**THE DATA:**
■ ■ ■ ■ ■ ■ ■

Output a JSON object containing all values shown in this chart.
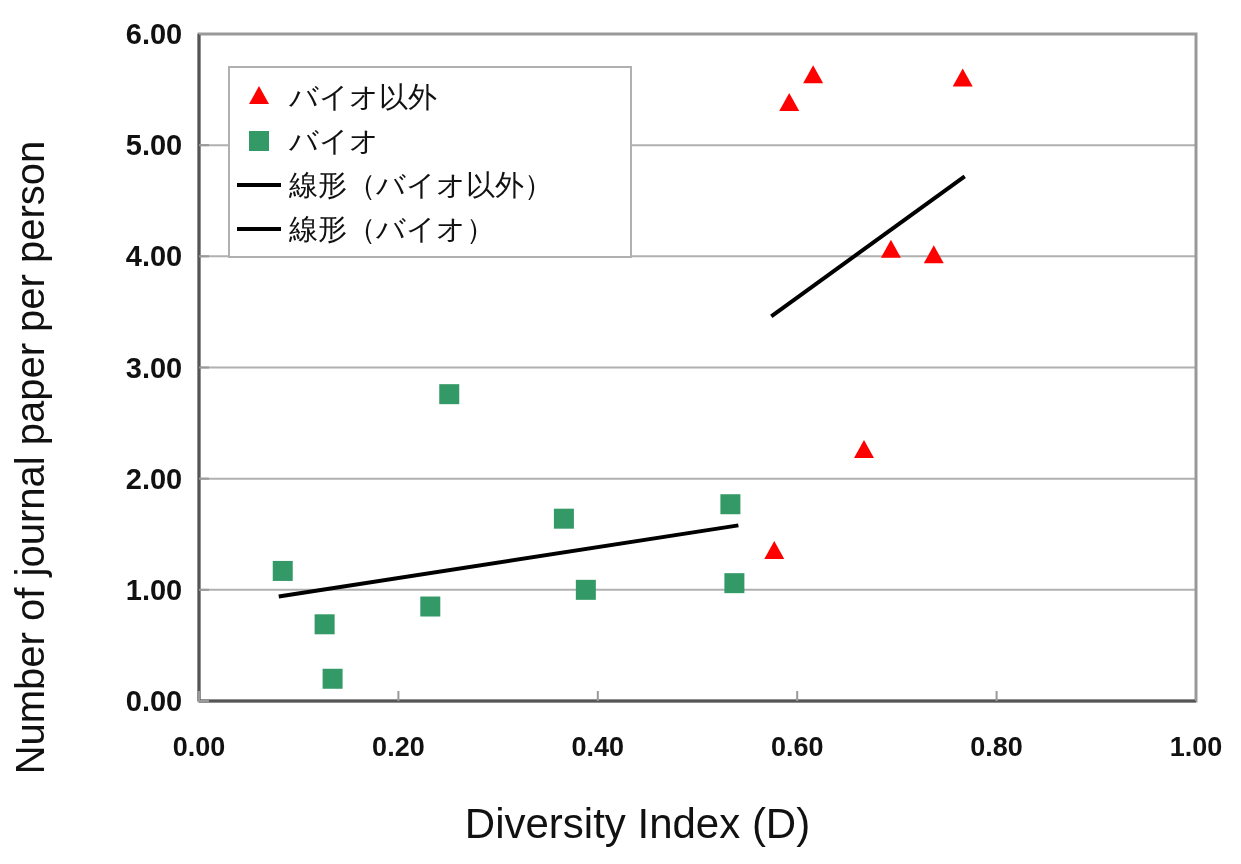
{
  "chart_data": {
    "type": "scatter",
    "xlabel": "Diversity Index (D)",
    "ylabel": "Number of journal paper per person",
    "xlim": [
      0,
      1
    ],
    "ylim": [
      0,
      6
    ],
    "xticks": [
      {
        "value": 0,
        "label": "0.00"
      },
      {
        "value": 0.2,
        "label": "0.20"
      },
      {
        "value": 0.4,
        "label": "0.40"
      },
      {
        "value": 0.6,
        "label": "0.60"
      },
      {
        "value": 0.8,
        "label": "0.80"
      },
      {
        "value": 1,
        "label": "1.00"
      }
    ],
    "yticks": [
      {
        "value": 0,
        "label": "0.00"
      },
      {
        "value": 1,
        "label": "1.00"
      },
      {
        "value": 2,
        "label": "2.00"
      },
      {
        "value": 3,
        "label": "3.00"
      },
      {
        "value": 4,
        "label": "4.00"
      },
      {
        "value": 5,
        "label": "5.00"
      },
      {
        "value": 6,
        "label": "6.00"
      }
    ],
    "grid": "y",
    "legend": "top left",
    "series": [
      {
        "name": "バイオ以外",
        "marker": "triangle",
        "color": "#ff0000",
        "x": [
          0.592,
          0.616,
          0.766,
          0.694,
          0.737,
          0.667,
          0.577
        ],
        "values": [
          5.37,
          5.62,
          5.59,
          4.05,
          4.0,
          2.25,
          1.34
        ]
      },
      {
        "name": "バイオ",
        "marker": "square",
        "color": "#339966",
        "x": [
          0.084,
          0.126,
          0.134,
          0.232,
          0.251,
          0.366,
          0.388,
          0.533,
          0.537
        ],
        "values": [
          1.17,
          0.69,
          0.2,
          0.85,
          2.76,
          1.64,
          1.0,
          1.77,
          1.06
        ]
      },
      {
        "name": "線形（バイオ以外）",
        "type": "line",
        "marker": "none",
        "color": "#000000",
        "x": [
          0.574,
          0.768
        ],
        "values": [
          3.46,
          4.72
        ]
      },
      {
        "name": "線形（バイオ）",
        "type": "line",
        "marker": "none",
        "color": "#000000",
        "x": [
          0.08,
          0.541
        ],
        "values": [
          0.94,
          1.58
        ]
      }
    ]
  }
}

■ ■ ■ ■ ■ ■ ■

Pictures in the data above should not be copied; transcribe everything else exactly.

Output a JSON object containing all values shown in this chart.
{
  "chart_data": {
    "type": "scatter",
    "xlabel": "Diversity Index (D)",
    "ylabel": "Number of journal paper per person",
    "xlim": [
      0,
      1
    ],
    "ylim": [
      0,
      6
    ],
    "xticks": [
      {
        "value": 0,
        "label": "0.00"
      },
      {
        "value": 0.2,
        "label": "0.20"
      },
      {
        "value": 0.4,
        "label": "0.40"
      },
      {
        "value": 0.6,
        "label": "0.60"
      },
      {
        "value": 0.8,
        "label": "0.80"
      },
      {
        "value": 1,
        "label": "1.00"
      }
    ],
    "yticks": [
      {
        "value": 0,
        "label": "0.00"
      },
      {
        "value": 1,
        "label": "1.00"
      },
      {
        "value": 2,
        "label": "2.00"
      },
      {
        "value": 3,
        "label": "3.00"
      },
      {
        "value": 4,
        "label": "4.00"
      },
      {
        "value": 5,
        "label": "5.00"
      },
      {
        "value": 6,
        "label": "6.00"
      }
    ],
    "grid": "y",
    "legend": "top left",
    "series": [
      {
        "name": "バイオ以外",
        "marker": "triangle",
        "color": "#ff0000",
        "x": [
          0.592,
          0.616,
          0.766,
          0.694,
          0.737,
          0.667,
          0.577
        ],
        "values": [
          5.37,
          5.62,
          5.59,
          4.05,
          4.0,
          2.25,
          1.34
        ]
      },
      {
        "name": "バイオ",
        "marker": "square",
        "color": "#339966",
        "x": [
          0.084,
          0.126,
          0.134,
          0.232,
          0.251,
          0.366,
          0.388,
          0.533,
          0.537
        ],
        "values": [
          1.17,
          0.69,
          0.2,
          0.85,
          2.76,
          1.64,
          1.0,
          1.77,
          1.06
        ]
      },
      {
        "name": "線形（バイオ以外）",
        "type": "line",
        "marker": "none",
        "color": "#000000",
        "x": [
          0.574,
          0.768
        ],
        "values": [
          3.46,
          4.72
        ]
      },
      {
        "name": "線形（バイオ）",
        "type": "line",
        "marker": "none",
        "color": "#000000",
        "x": [
          0.08,
          0.541
        ],
        "values": [
          0.94,
          1.58
        ]
      }
    ]
  }
}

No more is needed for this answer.